* Exercise task:
Copy each line that has the string "Communiqué" somewhere in it.

········

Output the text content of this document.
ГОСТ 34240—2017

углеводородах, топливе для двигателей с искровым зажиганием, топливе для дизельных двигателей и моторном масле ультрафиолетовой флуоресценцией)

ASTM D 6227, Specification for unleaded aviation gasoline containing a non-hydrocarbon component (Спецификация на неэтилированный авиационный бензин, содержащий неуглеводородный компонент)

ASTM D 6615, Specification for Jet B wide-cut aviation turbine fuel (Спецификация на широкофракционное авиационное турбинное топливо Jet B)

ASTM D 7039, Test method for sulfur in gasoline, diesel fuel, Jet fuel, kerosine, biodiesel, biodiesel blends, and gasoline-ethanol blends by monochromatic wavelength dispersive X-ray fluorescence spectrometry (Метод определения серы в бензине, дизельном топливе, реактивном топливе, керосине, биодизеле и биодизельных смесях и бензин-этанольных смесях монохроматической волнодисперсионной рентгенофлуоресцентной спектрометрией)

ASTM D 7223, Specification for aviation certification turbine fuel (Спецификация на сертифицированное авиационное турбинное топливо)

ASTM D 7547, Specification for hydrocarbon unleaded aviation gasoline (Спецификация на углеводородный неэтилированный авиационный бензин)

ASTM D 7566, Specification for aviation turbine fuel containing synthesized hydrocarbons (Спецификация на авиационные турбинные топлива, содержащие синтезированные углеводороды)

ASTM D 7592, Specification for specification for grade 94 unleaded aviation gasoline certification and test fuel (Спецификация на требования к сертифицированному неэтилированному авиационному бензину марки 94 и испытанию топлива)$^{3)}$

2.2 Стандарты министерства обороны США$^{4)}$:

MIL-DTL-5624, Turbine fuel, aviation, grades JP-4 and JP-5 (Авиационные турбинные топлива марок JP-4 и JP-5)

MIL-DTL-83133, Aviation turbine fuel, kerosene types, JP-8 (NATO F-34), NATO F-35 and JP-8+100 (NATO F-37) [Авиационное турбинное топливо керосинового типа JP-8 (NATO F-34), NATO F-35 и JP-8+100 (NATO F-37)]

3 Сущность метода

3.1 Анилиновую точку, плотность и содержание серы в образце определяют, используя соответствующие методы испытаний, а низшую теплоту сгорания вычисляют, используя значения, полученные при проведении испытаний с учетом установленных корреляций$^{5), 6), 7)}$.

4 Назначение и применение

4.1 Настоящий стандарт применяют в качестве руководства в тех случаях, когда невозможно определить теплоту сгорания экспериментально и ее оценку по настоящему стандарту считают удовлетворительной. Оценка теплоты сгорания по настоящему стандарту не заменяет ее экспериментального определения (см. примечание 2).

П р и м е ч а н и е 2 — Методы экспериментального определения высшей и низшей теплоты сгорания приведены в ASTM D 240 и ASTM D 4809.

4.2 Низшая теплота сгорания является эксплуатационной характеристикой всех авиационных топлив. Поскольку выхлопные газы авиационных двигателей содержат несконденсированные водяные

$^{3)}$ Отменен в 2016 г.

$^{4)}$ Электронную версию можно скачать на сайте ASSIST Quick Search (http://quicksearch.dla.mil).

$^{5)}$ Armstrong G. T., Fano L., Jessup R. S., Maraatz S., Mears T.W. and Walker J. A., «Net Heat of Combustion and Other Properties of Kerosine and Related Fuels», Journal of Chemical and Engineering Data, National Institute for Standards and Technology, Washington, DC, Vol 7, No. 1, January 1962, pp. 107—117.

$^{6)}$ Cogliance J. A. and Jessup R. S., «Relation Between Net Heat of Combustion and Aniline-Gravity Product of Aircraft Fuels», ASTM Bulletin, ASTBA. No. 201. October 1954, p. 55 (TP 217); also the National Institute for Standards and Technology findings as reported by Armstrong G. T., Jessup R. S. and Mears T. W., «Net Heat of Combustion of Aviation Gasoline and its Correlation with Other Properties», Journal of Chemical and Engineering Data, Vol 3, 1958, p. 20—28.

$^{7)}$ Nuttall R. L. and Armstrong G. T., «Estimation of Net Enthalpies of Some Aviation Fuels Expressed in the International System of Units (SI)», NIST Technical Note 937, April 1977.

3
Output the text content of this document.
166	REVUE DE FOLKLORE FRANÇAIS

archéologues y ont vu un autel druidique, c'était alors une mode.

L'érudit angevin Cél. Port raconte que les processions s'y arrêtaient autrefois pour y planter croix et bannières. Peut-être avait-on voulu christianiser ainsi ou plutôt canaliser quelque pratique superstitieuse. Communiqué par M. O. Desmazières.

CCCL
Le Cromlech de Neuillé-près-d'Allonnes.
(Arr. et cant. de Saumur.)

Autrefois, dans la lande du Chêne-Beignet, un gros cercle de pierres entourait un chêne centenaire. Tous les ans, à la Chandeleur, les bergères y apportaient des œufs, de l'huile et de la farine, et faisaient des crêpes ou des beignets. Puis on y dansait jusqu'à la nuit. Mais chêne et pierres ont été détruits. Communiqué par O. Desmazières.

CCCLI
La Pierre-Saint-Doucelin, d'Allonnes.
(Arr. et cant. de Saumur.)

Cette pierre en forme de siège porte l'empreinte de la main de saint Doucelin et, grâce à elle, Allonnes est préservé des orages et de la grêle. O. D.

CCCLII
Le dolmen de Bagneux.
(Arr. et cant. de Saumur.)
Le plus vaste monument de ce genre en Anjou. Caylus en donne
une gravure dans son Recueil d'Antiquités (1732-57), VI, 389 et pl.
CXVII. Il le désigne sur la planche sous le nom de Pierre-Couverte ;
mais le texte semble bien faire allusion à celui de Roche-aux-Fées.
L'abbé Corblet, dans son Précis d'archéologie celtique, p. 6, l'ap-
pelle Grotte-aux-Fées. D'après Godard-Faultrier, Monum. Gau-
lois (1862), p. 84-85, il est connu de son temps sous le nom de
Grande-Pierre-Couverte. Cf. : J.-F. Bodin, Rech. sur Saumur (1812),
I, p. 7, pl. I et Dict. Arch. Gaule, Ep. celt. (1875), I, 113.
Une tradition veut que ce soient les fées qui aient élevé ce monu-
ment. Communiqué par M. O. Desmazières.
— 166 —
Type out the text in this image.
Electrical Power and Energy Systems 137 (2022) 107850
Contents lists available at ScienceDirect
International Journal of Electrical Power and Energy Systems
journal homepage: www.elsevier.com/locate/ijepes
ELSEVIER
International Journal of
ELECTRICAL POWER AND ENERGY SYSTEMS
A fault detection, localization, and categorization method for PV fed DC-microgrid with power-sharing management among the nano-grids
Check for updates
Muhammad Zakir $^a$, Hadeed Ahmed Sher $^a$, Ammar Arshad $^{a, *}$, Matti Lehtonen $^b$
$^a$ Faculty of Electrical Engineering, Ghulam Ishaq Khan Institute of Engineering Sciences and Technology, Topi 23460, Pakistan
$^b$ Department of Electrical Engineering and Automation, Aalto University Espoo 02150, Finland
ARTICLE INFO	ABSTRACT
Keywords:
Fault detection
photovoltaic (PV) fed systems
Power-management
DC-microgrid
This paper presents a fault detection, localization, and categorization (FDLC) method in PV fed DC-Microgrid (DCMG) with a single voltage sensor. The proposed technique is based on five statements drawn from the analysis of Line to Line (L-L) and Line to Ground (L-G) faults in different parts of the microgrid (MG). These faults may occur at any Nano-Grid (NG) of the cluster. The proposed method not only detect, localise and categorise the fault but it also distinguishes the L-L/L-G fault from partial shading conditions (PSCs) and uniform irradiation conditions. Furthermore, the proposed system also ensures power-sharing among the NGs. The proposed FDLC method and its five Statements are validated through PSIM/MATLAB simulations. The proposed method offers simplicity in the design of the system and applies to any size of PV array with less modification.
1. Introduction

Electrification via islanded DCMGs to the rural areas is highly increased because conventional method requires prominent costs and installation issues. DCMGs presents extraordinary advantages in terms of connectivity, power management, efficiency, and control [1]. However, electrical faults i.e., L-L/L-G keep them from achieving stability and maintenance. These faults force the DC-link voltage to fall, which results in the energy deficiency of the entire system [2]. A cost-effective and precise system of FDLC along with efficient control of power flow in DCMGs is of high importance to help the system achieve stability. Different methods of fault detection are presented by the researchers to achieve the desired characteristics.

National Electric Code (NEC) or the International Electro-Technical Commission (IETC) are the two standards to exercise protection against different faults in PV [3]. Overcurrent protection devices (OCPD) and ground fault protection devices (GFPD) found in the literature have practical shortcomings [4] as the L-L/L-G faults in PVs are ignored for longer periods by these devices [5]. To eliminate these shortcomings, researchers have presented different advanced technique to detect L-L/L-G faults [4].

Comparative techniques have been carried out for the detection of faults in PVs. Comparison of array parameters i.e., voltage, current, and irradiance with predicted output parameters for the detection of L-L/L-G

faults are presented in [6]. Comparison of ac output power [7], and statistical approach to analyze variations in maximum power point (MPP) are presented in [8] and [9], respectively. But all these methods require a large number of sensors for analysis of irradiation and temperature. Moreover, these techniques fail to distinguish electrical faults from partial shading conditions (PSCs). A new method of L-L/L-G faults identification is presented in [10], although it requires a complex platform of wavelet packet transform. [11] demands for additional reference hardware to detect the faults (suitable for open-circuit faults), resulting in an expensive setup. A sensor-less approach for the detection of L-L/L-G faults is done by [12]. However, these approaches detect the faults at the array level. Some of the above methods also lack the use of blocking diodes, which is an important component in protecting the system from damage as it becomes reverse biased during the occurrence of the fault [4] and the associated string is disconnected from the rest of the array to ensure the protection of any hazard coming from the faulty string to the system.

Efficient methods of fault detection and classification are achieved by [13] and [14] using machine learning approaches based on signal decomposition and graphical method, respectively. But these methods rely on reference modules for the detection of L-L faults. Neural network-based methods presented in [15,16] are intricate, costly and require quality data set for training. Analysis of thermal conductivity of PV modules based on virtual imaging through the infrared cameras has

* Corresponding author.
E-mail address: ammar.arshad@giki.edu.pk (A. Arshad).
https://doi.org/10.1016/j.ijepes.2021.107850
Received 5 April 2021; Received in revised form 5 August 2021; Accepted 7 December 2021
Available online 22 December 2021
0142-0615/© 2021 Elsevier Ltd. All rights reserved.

········

* Result for this task:
L'érudit angevin Cél. Port raconte que les processions s'y arrêtaient autrefois pour y planter croix et bannières. Peut-être avait-on voulu christianiser ainsi ou plutôt canaliser quelque pratique superstitieuse. Communiqué par M. O. Desmazières.
Autrefois, dans la lande du Chêne-Beignet, un gros cercle de pierres entourait un chêne centenaire. Tous les ans, à la Chandeleur, les bergères y apportaient des œufs, de l'huile et de la farine, et faisaient des crêpes ou des beignets. Puis on y dansait jusqu'à la nuit. Mais chêne et pierres ont été détruits. Communiqué par O. Desmazières.
ment. Communiqué par M. O. Desmazières.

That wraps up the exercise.